To do: Repeat the data that follows, word for word, without the images.

[Dataset entries]
┄┄┄┄┄┄┄┄┄┄
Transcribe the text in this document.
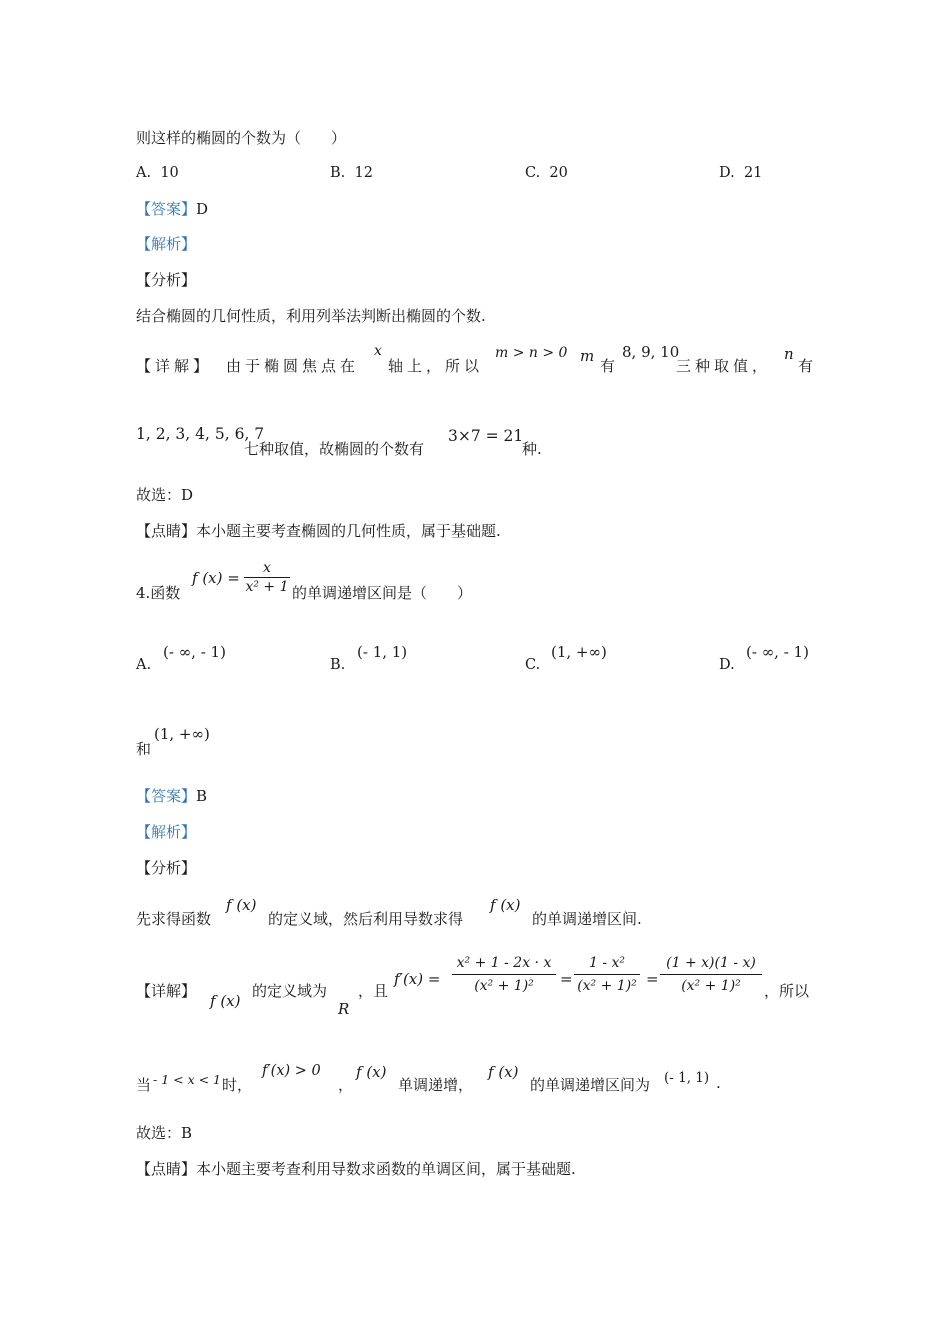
则这样的椭圆的个数为（　　）
A. 10	B. 12	C. 20	D. 21
【答案】D
【解析】
【分析】
结合椭圆的几何性质，利用列举法判断出椭圆的个数.
【详解】 由于椭圆焦点在
x
轴上，所以
m > n > 0 m
有
8, 9, 10
三种取值，
n
有
1, 2, 3, 4, 5, 6, 7
七种取值，故椭圆的个数有
3×7 = 21
种.
故选：D
【点睛】本小题主要考查椭圆的几何性质，属于基础题.
4.函数
f $(x) = \frac{x}{\text{x² + 1}}$ 的单调递增区间是（　　）
A.
(- ∞, - 1)
B.
(- 1, 1)
C.
(1, +∞)
D.
(- ∞, - 1)
和
(1, +∞)
【答案】B
【解析】
【分析】
先求得函数
f (x)
的定义域，然后利用导数求得
f (x)
的单调递增区间.
【详解】
f (x)
的定义域为
R
，且
$f'(x) = \frac{\text{x² + 1 - 2x · x}}{\text{(x² + 1)²}} = \frac{\text{1 - x²}}{\text{(x² + 1)²}} = \frac{(1 + x)(1 - x)}{\text{(x² + 1)²}}$ ，所以
当 - 1 < x < 1 时，
f′(x) > 0
，
f (x)
单调递增，
f (x)
的单调递增区间为 (- 1, 1) .
故选：B
【点睛】本小题主要考查利用导数求函数的单调区间，属于基础题.
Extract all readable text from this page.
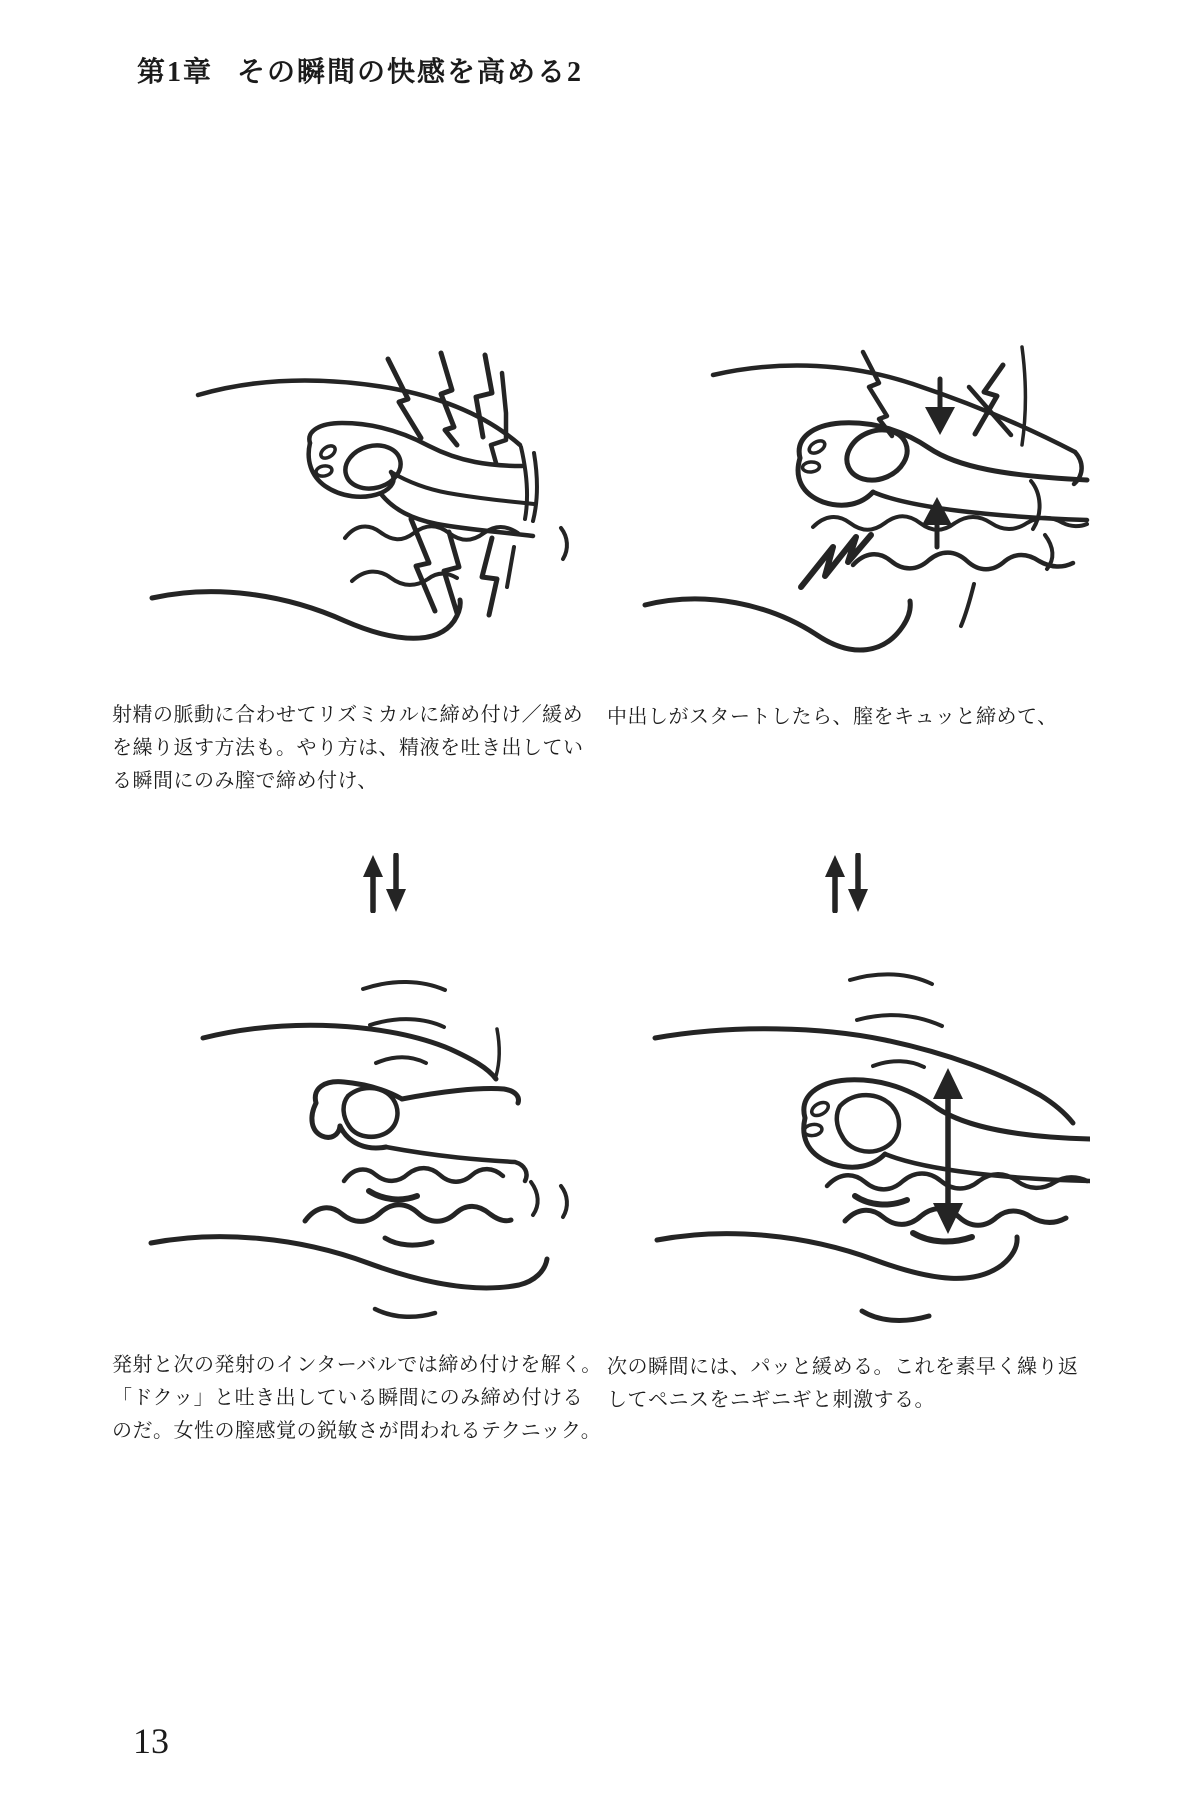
第1章 その瞬間の快感を高める2
射精の脈動に合わせてリズミカルに締め付け／緩め
を繰り返す方法も。やり方は、精液を吐き出してい
る瞬間にのみ膣で締め付け、
中出しがスタートしたら、膣をキュッと締めて、
発射と次の発射のインターバルでは締め付けを解く。
「ドクッ」と吐き出している瞬間にのみ締め付ける
のだ。女性の膣感覚の鋭敏さが問われるテクニック。
次の瞬間には、パッと緩める。これを素早く繰り返
してペニスをニギニギと刺激する。
13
┄┄┄┄┄┄┄┄┄┄
The answer:
Transcribe the text in this document.
则这样的椭圆的个数为（　　）
A. 10	B. 12	C. 20	D. 21
【答案】D
【解析】
【分析】
结合椭圆的几何性质，利用列举法判断出椭圆的个数.
【详解】 由于椭圆焦点在
x
轴上，所以
m > n > 0 m
有
8, 9, 10
三种取值，
n
有
1, 2, 3, 4, 5, 6, 7
七种取值，故椭圆的个数有
3×7 = 21
种.
故选：D
【点睛】本小题主要考查椭圆的几何性质，属于基础题.
4.函数
f $(x) = \frac{x}{\text{x² + 1}}$ 的单调递增区间是（　　）
A.
(- ∞, - 1)
B.
(- 1, 1)
C.
(1, +∞)
D.
(- ∞, - 1)
和
(1, +∞)
【答案】B
【解析】
【分析】
先求得函数
f (x)
的定义域，然后利用导数求得
f (x)
的单调递增区间.
【详解】
f (x)
的定义域为
R
，且
$f'(x) = \frac{\text{x² + 1 - 2x · x}}{\text{(x² + 1)²}} = \frac{\text{1 - x²}}{\text{(x² + 1)²}} = \frac{(1 + x)(1 - x)}{\text{(x² + 1)²}}$ ，所以
当 - 1 < x < 1 时，
f′(x) > 0
，
f (x)
单调递增，
f (x)
的单调递增区间为 (- 1, 1) .
故选：B
【点睛】本小题主要考查利用导数求函数的单调区间，属于基础题.
Extract all readable text from this page.
第1章 その瞬間の快感を高める2
射精の脈動に合わせてリズミカルに締め付け／緩め
を繰り返す方法も。やり方は、精液を吐き出してい
る瞬間にのみ膣で締め付け、
中出しがスタートしたら、膣をキュッと締めて、
発射と次の発射のインターバルでは締め付けを解く。
「ドクッ」と吐き出している瞬間にのみ締め付ける
のだ。女性の膣感覚の鋭敏さが問われるテクニック。
次の瞬間には、パッと緩める。これを素早く繰り返
してペニスをニギニギと刺激する。
13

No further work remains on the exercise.